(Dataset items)
--- BEGIN ---

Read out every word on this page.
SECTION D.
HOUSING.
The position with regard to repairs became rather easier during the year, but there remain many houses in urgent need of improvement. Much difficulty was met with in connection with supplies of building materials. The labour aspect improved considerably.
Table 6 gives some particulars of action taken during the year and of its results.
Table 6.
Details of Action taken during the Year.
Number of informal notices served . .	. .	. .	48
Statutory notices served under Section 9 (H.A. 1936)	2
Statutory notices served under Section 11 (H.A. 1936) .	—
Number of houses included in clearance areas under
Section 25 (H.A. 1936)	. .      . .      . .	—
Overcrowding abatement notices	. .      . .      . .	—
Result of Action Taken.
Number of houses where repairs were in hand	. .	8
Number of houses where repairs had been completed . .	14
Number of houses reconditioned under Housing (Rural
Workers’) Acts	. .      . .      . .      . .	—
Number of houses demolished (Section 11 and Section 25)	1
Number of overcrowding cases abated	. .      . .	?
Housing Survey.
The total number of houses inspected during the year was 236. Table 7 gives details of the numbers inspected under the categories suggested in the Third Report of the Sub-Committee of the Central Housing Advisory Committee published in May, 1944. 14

--- END ---
--- BEGIN ---

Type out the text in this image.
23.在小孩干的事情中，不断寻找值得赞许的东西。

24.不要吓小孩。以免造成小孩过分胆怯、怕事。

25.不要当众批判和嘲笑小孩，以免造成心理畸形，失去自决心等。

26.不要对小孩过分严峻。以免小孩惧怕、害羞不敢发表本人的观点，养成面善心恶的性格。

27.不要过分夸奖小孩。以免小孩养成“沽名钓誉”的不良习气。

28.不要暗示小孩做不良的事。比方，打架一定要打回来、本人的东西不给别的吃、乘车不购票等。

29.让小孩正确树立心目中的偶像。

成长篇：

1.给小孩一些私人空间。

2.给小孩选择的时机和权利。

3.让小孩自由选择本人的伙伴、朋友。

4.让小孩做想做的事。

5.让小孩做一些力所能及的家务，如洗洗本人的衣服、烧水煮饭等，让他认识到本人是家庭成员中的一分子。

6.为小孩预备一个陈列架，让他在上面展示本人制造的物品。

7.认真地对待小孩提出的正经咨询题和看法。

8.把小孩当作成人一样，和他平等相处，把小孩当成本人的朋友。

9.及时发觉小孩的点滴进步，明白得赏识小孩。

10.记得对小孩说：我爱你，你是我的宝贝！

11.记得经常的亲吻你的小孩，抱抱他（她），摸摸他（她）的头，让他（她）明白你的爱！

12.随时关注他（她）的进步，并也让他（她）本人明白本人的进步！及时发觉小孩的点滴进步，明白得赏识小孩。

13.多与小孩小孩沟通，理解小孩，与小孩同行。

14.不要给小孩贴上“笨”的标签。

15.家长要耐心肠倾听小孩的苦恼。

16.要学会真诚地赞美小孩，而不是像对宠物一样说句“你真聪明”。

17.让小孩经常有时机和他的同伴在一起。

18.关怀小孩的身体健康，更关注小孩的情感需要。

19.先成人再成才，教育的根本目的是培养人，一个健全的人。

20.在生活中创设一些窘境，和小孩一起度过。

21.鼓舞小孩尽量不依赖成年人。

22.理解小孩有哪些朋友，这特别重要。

--- END ---

Stated exercise: Gather from the entries above all lines that include the string "Statutory".

Result for this task:
Statutory notices served under Section 9 (H.A. 1936)	2
Statutory notices served under Section 11 (H.A. 1936) .	—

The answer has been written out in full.